Search the material for the string "pintaturpeen", then return every line where it is found.

***** Input records

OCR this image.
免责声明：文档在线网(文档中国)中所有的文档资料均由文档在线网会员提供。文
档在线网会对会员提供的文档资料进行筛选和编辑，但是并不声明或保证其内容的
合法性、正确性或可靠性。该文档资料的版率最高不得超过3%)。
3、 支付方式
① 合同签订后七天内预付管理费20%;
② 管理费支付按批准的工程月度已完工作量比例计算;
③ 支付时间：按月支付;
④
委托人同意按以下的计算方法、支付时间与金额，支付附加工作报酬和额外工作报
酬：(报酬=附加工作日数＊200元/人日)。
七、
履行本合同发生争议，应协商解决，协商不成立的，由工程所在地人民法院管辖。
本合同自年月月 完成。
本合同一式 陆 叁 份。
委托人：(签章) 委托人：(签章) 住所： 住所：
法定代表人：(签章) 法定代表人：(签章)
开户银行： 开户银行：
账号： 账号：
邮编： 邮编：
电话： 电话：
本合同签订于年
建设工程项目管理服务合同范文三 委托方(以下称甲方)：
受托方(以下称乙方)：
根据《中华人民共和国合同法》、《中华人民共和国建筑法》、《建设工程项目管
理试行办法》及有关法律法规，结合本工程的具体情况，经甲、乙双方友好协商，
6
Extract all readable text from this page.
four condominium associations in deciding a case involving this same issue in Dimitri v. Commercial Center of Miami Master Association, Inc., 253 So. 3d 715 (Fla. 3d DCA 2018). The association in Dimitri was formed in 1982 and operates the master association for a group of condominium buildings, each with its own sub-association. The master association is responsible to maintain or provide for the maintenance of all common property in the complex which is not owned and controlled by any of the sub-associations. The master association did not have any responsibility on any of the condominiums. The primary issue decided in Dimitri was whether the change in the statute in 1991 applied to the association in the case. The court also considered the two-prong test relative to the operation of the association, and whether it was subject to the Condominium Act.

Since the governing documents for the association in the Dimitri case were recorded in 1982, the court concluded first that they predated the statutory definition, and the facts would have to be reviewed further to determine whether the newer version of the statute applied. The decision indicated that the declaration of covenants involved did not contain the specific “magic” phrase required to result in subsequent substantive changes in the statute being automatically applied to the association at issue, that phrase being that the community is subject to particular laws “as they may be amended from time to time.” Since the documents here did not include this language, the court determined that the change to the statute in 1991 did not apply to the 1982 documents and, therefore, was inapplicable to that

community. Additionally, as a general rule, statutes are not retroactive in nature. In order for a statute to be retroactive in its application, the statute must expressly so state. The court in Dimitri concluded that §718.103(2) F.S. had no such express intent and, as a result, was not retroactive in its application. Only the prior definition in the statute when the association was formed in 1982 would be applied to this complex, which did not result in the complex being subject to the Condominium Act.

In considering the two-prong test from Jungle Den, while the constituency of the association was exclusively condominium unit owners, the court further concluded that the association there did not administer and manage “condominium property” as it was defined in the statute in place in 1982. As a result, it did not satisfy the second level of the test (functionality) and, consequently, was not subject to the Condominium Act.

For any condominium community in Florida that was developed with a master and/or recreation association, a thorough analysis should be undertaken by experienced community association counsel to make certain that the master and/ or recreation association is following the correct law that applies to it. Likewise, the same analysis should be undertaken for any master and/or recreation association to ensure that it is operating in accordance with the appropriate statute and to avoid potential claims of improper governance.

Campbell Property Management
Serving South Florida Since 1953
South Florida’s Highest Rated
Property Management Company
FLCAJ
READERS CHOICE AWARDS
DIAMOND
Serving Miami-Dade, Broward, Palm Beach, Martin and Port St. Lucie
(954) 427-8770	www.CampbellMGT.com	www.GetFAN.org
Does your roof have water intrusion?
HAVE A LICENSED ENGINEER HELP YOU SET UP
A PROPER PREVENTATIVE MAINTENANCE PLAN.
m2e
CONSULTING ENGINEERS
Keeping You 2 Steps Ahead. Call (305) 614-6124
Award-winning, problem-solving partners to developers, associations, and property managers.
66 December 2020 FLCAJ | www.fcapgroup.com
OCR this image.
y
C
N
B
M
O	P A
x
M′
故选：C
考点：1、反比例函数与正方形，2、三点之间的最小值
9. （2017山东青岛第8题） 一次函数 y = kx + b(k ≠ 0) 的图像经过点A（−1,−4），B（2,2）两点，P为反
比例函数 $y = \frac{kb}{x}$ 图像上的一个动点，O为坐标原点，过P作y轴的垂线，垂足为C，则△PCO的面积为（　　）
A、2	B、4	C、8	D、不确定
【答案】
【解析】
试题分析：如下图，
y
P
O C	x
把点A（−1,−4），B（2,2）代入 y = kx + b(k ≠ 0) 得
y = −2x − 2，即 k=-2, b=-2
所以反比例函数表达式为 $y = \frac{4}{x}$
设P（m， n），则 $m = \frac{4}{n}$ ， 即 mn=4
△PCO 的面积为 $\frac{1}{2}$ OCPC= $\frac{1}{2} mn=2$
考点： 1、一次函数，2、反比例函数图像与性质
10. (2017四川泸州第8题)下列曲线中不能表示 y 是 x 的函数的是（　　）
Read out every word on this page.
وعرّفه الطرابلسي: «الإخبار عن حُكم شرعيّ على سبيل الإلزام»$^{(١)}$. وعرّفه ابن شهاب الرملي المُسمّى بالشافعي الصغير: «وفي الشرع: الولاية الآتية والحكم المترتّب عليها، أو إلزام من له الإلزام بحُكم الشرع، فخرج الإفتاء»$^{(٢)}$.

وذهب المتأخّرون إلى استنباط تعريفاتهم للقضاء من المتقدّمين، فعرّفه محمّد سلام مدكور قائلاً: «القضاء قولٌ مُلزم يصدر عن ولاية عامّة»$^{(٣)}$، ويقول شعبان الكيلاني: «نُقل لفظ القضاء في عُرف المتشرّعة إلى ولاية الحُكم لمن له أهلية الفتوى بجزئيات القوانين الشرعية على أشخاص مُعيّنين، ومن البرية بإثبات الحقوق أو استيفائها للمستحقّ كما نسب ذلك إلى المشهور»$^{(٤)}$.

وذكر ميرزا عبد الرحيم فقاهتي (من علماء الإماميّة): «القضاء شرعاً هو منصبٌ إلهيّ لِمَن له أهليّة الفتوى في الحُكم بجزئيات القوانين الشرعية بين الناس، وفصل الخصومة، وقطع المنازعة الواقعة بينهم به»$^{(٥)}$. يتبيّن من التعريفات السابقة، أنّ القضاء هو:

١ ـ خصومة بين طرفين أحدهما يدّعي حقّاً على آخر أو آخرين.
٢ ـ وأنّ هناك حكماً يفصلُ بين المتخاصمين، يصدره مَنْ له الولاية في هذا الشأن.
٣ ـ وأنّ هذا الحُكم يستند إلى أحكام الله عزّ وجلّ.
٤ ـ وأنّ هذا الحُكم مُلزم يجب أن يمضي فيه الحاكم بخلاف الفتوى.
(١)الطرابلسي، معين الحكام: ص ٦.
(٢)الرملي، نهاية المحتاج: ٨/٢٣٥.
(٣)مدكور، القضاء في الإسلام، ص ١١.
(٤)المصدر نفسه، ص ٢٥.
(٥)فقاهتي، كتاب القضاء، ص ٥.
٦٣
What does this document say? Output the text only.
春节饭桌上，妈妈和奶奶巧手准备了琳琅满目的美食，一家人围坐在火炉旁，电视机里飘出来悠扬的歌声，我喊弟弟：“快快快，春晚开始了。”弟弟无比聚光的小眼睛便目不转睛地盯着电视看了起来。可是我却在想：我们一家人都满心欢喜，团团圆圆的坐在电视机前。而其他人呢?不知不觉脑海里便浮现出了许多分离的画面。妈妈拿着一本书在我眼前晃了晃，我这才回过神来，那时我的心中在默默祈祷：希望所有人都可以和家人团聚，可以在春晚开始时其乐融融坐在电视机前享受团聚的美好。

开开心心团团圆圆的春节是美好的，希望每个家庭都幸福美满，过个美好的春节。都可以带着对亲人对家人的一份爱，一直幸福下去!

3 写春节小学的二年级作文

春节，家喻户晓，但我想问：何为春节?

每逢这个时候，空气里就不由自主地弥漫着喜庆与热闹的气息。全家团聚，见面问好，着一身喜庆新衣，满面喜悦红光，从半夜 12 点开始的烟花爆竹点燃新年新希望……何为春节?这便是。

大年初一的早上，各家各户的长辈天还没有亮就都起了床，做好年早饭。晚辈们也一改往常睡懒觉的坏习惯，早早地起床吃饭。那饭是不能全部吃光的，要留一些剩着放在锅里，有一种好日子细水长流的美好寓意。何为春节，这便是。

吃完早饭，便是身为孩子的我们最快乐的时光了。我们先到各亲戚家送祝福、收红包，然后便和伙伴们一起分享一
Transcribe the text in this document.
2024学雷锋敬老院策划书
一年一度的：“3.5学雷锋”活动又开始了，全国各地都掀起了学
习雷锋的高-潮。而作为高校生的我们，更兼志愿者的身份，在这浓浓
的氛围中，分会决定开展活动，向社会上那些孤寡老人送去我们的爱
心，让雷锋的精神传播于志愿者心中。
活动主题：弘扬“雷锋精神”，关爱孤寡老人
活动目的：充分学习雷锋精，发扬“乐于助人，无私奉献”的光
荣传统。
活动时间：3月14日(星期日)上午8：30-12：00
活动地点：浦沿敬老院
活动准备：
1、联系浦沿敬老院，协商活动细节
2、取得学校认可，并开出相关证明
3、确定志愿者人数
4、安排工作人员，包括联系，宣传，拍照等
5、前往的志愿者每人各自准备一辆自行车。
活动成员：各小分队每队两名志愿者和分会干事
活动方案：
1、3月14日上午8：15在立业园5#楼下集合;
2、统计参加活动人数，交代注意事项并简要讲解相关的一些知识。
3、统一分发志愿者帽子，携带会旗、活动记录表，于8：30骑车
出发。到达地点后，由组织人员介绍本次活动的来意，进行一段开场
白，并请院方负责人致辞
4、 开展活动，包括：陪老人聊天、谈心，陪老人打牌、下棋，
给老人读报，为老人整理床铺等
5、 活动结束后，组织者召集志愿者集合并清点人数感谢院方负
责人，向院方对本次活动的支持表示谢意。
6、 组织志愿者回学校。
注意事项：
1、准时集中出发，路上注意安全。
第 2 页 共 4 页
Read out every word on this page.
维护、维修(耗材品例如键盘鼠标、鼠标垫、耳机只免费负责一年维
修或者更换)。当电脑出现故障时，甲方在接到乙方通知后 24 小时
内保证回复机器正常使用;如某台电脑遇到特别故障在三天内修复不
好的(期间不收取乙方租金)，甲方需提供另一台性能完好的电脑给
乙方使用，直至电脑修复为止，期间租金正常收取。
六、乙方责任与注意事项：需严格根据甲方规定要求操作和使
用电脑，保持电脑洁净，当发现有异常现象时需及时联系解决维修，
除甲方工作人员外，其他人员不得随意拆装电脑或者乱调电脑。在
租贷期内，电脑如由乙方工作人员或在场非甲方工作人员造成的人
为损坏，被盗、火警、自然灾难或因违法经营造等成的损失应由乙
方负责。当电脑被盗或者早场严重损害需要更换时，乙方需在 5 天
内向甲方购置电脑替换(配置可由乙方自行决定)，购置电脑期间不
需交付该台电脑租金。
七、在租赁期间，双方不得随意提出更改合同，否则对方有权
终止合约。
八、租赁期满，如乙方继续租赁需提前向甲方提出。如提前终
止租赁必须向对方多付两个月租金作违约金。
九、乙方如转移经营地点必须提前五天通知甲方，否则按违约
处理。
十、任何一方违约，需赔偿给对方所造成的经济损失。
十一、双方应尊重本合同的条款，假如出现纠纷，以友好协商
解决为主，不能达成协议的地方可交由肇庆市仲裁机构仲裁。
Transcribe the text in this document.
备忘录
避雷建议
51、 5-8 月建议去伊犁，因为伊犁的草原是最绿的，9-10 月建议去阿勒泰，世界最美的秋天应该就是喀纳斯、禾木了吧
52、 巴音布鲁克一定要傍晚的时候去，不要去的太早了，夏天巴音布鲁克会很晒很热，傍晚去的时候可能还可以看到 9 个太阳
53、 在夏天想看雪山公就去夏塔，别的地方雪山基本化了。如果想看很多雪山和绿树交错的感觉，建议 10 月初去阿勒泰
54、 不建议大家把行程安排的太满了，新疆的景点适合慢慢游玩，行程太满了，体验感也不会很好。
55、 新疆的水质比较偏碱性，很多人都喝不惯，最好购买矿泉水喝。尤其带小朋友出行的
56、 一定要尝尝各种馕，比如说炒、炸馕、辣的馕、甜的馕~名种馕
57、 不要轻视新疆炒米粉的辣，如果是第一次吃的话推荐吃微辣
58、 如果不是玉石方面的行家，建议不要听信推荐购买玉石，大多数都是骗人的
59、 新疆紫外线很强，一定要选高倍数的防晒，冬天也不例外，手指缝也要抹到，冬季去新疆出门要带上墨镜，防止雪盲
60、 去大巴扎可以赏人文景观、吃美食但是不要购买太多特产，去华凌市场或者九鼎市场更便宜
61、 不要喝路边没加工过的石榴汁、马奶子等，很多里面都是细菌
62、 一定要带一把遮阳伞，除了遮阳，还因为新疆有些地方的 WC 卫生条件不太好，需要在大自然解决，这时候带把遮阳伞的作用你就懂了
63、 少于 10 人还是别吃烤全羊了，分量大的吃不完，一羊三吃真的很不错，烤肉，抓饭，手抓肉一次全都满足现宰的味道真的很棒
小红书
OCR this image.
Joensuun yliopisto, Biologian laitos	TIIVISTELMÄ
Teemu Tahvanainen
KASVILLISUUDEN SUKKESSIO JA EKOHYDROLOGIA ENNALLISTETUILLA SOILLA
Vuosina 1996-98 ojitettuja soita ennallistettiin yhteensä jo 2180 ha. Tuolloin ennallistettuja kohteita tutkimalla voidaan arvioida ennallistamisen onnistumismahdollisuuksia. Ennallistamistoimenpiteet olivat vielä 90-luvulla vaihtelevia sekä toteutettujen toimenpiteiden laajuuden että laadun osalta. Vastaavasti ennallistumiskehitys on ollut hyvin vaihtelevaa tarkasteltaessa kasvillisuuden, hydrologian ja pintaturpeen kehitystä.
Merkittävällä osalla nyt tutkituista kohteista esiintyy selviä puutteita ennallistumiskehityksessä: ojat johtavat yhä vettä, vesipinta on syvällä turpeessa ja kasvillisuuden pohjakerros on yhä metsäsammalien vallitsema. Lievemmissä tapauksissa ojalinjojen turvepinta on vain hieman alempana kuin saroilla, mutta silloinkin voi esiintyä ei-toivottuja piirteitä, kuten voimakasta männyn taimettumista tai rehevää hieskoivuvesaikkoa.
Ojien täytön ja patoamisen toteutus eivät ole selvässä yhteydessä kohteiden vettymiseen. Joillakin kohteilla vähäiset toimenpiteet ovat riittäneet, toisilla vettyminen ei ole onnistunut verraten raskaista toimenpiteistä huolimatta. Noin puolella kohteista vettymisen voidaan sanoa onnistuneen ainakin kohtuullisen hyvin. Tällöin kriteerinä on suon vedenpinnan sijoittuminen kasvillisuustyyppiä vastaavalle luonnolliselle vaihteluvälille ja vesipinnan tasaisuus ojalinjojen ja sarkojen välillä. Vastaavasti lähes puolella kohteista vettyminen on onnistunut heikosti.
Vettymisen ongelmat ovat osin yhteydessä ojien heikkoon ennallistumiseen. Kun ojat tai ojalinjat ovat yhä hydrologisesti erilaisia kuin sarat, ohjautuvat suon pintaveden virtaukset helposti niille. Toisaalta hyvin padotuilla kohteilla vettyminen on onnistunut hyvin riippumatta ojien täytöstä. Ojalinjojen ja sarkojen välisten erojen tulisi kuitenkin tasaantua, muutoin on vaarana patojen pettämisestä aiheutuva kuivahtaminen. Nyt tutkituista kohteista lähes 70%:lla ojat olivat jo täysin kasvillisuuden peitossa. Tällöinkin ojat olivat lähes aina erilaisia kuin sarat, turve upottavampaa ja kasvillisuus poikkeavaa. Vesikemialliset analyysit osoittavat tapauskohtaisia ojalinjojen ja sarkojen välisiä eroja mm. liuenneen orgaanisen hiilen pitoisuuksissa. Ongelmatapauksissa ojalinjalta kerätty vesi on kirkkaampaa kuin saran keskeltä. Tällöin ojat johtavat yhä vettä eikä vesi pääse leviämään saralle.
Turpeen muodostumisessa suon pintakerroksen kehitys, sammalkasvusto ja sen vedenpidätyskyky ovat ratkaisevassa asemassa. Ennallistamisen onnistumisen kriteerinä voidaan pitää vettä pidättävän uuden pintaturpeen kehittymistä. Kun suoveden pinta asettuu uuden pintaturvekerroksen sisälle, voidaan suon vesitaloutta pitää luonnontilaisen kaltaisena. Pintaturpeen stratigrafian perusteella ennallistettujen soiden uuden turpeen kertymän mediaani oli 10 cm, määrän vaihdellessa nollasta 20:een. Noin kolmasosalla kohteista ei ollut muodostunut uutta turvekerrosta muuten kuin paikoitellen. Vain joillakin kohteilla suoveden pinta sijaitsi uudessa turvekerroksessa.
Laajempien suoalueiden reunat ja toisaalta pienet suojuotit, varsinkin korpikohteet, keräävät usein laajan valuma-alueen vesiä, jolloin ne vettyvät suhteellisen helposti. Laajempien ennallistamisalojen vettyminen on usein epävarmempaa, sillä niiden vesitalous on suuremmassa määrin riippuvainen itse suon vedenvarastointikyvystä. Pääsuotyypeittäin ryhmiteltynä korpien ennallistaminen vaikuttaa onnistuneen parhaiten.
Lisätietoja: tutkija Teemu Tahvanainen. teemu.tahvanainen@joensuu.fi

**********

Solution:
Vuosina 1996-98 ojitettuja soita ennallistettiin yhteensä jo 2180 ha. Tuolloin ennallistettuja kohteita tutkimalla voidaan arvioida ennallistamisen onnistumismahdollisuuksia. Ennallistamistoimenpiteet olivat vielä 90-luvulla vaihtelevia sekä toteutettujen toimenpiteiden laajuuden että laadun osalta. Vastaavasti ennallistumiskehitys on ollut hyvin vaihtelevaa tarkasteltaessa kasvillisuuden, hydrologian ja pintaturpeen kehitystä.
Turpeen muodostumisessa suon pintakerroksen kehitys, sammalkasvusto ja sen vedenpidätyskyky ovat ratkaisevassa asemassa. Ennallistamisen onnistumisen kriteerinä voidaan pitää vettä pidättävän uuden pintaturpeen kehittymistä. Kun suoveden pinta asettuu uuden pintaturvekerroksen sisälle, voidaan suon vesitaloutta pitää luonnontilaisen kaltaisena. Pintaturpeen stratigrafian perusteella ennallistettujen soiden uuden turpeen kertymän mediaani oli 10 cm, määrän vaihdellessa nollasta 20:een. Noin kolmasosalla kohteista ei ollut muodostunut uutta turvekerrosta muuten kuin paikoitellen. Vain joillakin kohteilla suoveden pinta sijaitsi uudessa turvekerroksessa.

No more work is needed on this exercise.